Rewrite every listing below, switching each "x-tick-label" to "x-axis-tick" and keeping everything else the same.

** start of Available data **

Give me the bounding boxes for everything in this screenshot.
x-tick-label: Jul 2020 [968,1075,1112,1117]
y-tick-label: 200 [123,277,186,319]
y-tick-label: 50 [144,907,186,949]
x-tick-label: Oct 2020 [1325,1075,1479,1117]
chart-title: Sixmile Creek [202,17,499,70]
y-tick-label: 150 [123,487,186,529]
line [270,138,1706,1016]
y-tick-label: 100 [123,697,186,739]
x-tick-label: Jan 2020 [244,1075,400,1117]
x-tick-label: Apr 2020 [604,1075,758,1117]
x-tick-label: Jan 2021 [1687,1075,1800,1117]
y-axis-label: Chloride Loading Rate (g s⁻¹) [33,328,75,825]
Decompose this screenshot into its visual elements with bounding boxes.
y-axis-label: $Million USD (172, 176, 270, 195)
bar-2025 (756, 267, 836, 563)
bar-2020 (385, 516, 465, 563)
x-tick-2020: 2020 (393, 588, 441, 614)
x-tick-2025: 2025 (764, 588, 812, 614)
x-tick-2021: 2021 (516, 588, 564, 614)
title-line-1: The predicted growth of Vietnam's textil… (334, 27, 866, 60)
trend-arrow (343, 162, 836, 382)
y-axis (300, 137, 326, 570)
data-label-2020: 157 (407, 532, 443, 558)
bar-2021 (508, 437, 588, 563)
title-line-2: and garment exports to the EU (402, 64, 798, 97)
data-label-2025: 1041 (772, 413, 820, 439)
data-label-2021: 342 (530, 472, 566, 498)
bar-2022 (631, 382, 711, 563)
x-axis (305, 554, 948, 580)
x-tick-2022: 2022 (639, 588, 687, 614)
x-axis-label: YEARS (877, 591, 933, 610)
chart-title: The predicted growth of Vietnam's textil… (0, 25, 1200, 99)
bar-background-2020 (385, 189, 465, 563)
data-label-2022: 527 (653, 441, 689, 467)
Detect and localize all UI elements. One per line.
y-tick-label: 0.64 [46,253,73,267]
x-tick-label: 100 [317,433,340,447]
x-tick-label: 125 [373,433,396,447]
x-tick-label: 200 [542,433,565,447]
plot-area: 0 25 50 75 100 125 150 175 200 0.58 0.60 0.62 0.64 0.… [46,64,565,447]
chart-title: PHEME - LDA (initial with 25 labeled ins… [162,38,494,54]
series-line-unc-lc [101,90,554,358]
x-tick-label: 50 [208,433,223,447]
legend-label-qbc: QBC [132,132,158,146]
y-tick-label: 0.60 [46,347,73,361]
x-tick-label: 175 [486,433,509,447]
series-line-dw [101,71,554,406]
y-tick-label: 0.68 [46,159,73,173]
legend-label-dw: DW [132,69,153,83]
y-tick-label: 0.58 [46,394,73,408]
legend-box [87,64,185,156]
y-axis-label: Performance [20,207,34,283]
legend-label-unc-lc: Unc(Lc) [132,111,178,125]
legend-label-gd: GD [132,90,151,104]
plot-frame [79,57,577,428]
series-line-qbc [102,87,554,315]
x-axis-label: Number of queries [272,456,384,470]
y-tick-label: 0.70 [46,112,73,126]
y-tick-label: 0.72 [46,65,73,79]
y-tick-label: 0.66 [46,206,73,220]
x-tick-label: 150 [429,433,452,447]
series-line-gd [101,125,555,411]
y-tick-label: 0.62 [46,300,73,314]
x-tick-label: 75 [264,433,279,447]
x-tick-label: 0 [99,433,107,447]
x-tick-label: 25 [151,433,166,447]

** end of Available data **

• [Worked solution]
Give me the bounding boxes for everything in this screenshot.
x-axis-tick: Jul 2020 [968,1075,1112,1117]
y-tick-label: 200 [123,277,186,319]
y-tick-label: 50 [144,907,186,949]
x-axis-tick: Oct 2020 [1325,1075,1479,1117]
chart-title: Sixmile Creek [202,17,499,70]
y-tick-label: 150 [123,487,186,529]
line [270,138,1706,1016]
y-tick-label: 100 [123,697,186,739]
x-axis-tick: Jan 2020 [244,1075,400,1117]
x-axis-tick: Apr 2020 [604,1075,758,1117]
x-axis-tick: Jan 2021 [1687,1075,1800,1117]
y-axis-label: Chloride Loading Rate (g s⁻¹) [33,328,75,825]
Decompose this screenshot into its visual elements with bounding boxes.
y-axis-label: $Million USD (172, 176, 270, 195)
bar-2025 (756, 267, 836, 563)
bar-2020 (385, 516, 465, 563)
x-tick-2020: 2020 (393, 588, 441, 614)
x-tick-2025: 2025 (764, 588, 812, 614)
x-tick-2021: 2021 (516, 588, 564, 614)
title-line-1: The predicted growth of Vietnam's textil… (334, 27, 866, 60)
trend-arrow (343, 162, 836, 382)
y-axis (300, 137, 326, 570)
data-label-2020: 157 (407, 532, 443, 558)
bar-2021 (508, 437, 588, 563)
title-line-2: and garment exports to the EU (402, 64, 798, 97)
data-label-2025: 1041 (772, 413, 820, 439)
data-label-2021: 342 (530, 472, 566, 498)
bar-2022 (631, 382, 711, 563)
x-axis (305, 554, 948, 580)
x-tick-2022: 2022 (639, 588, 687, 614)
x-axis-label: YEARS (877, 591, 933, 610)
chart-title: The predicted growth of Vietnam's textil… (0, 25, 1200, 99)
bar-background-2020 (385, 189, 465, 563)
data-label-2022: 527 (653, 441, 689, 467)
Detect and localize all UI elements. One per line.
y-tick-label: 0.64 [46,253,73,267]
x-axis-tick: 100 [317,433,340,447]
x-axis-tick: 125 [373,433,396,447]
x-axis-tick: 200 [542,433,565,447]
plot-area: 0 25 50 75 100 125 150 175 200 0.58 0.60 0.62 0.64 0.… [46,64,565,447]
chart-title: PHEME - LDA (initial with 25 labeled ins… [162,38,494,54]
series-line-unc-lc [101,90,554,358]
x-axis-tick: 50 [208,433,223,447]
legend-label-qbc: QBC [132,132,158,146]
y-tick-label: 0.60 [46,347,73,361]
x-axis-tick: 175 [486,433,509,447]
series-line-dw [101,71,554,406]
y-tick-label: 0.68 [46,159,73,173]
legend-label-dw: DW [132,69,153,83]
y-tick-label: 0.58 [46,394,73,408]
legend-box [87,64,185,156]
y-axis-label: Performance [20,207,34,283]
legend-label-unc-lc: Unc(Lc) [132,111,178,125]
legend-label-gd: GD [132,90,151,104]
plot-frame [79,57,577,428]
series-line-qbc [102,87,554,315]
x-axis-label: Number of queries [272,456,384,470]
y-tick-label: 0.70 [46,112,73,126]
y-tick-label: 0.72 [46,65,73,79]
y-tick-label: 0.66 [46,206,73,220]
x-axis-tick: 150 [429,433,452,447]
series-line-gd [101,125,555,411]
y-tick-label: 0.62 [46,300,73,314]
x-axis-tick: 75 [264,433,279,447]
x-axis-tick: 0 [99,433,107,447]
x-axis-tick: 25 [151,433,166,447]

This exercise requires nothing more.